The records start

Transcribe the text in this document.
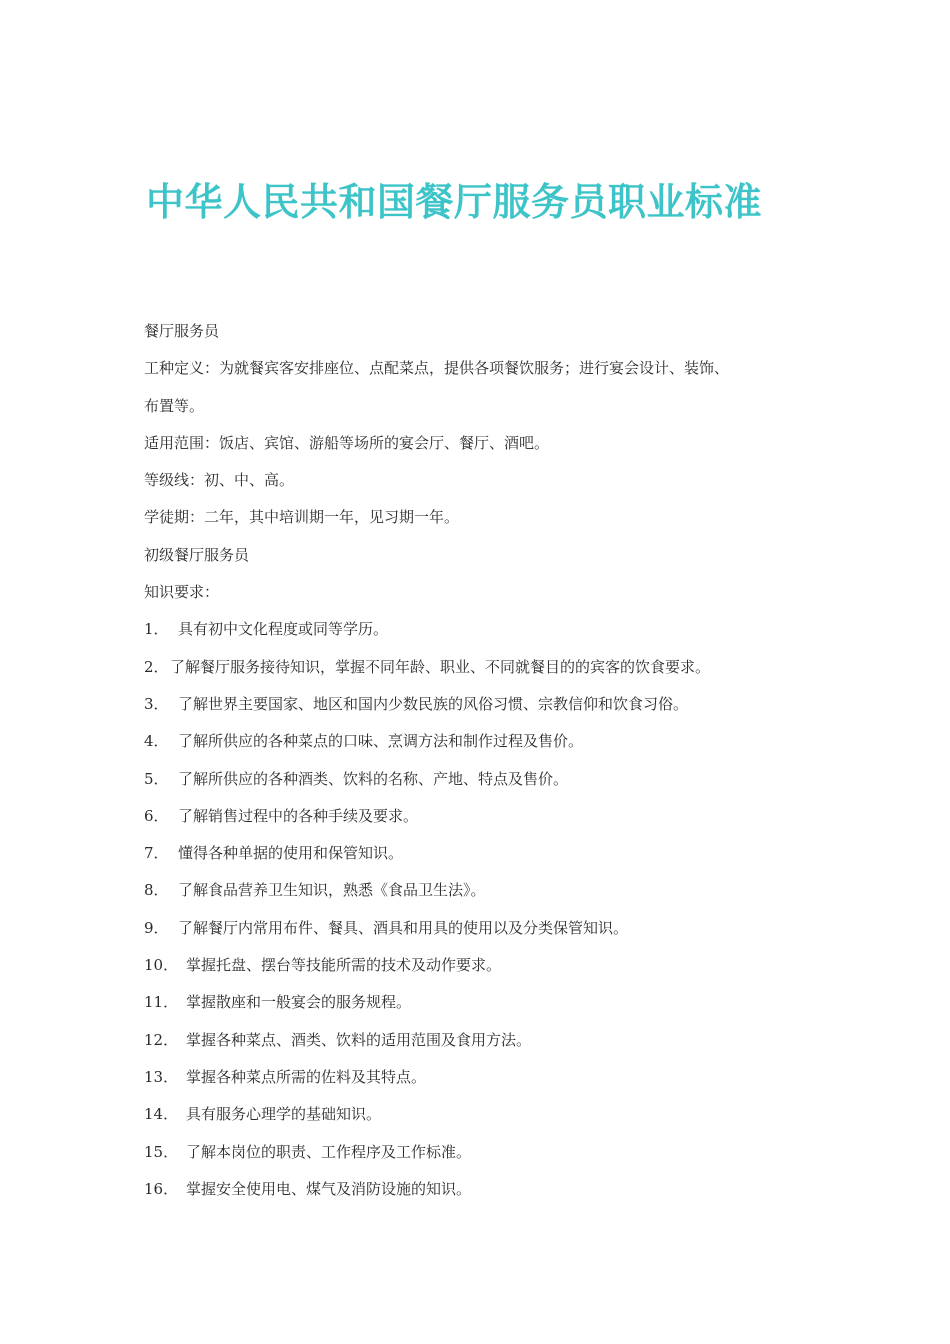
中华人民共和国餐厅服务员职业标准
餐厅服务员
工种定义：为就餐宾客安排座位、点配菜点，提供各项餐饮服务；进行宴会设计、装饰、
布置等。
适用范围：饭店、宾馆、游船等场所的宴会厅、餐厅、酒吧。
等级线：初、中、高。
学徒期：二年，其中培训期一年，见习期一年。
初级餐厅服务员
知识要求：
1． 具有初中文化程度或同等学历。
2．了解餐厅服务接待知识，掌握不同年龄、职业、不同就餐目的的宾客的饮食要求。
3． 了解世界主要国家、地区和国内少数民族的风俗习惯、宗教信仰和饮食习俗。
4． 了解所供应的各种菜点的口味、烹调方法和制作过程及售价。
5． 了解所供应的各种酒类、饮料的名称、产地、特点及售价。
6． 了解销售过程中的各种手续及要求。
7． 懂得各种单据的使用和保管知识。
8． 了解食品营养卫生知识，熟悉《食品卫生法》。
9． 了解餐厅内常用布件、餐具、酒具和用具的使用以及分类保管知识。
10． 掌握托盘、摆台等技能所需的技术及动作要求。
11． 掌握散座和一般宴会的服务规程。
12． 掌握各种菜点、酒类、饮料的适用范围及食用方法。
13． 掌握各种菜点所需的佐料及其特点。
14． 具有服务心理学的基础知识。
15． 了解本岗位的职责、工作程序及工作标准。
16． 掌握安全使用电、煤气及消防设施的知识。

The records end

Task brief :: Transcribe all the lines above exactly, apart from the pictures.

Result for this exercise ::
Transcribe the text in this document.
中华人民共和国餐厅服务员职业标准
餐厅服务员
工种定义：为就餐宾客安排座位、点配菜点，提供各项餐饮服务；进行宴会设计、装饰、
布置等。
适用范围：饭店、宾馆、游船等场所的宴会厅、餐厅、酒吧。
等级线：初、中、高。
学徒期：二年，其中培训期一年，见习期一年。
初级餐厅服务员
知识要求：
1． 具有初中文化程度或同等学历。
2．了解餐厅服务接待知识，掌握不同年龄、职业、不同就餐目的的宾客的饮食要求。
3． 了解世界主要国家、地区和国内少数民族的风俗习惯、宗教信仰和饮食习俗。
4． 了解所供应的各种菜点的口味、烹调方法和制作过程及售价。
5． 了解所供应的各种酒类、饮料的名称、产地、特点及售价。
6． 了解销售过程中的各种手续及要求。
7． 懂得各种单据的使用和保管知识。
8． 了解食品营养卫生知识，熟悉《食品卫生法》。
9． 了解餐厅内常用布件、餐具、酒具和用具的使用以及分类保管知识。
10． 掌握托盘、摆台等技能所需的技术及动作要求。
11． 掌握散座和一般宴会的服务规程。
12． 掌握各种菜点、酒类、饮料的适用范围及食用方法。
13． 掌握各种菜点所需的佐料及其特点。
14． 具有服务心理学的基础知识。
15． 了解本岗位的职责、工作程序及工作标准。
16． 掌握安全使用电、煤气及消防设施的知识。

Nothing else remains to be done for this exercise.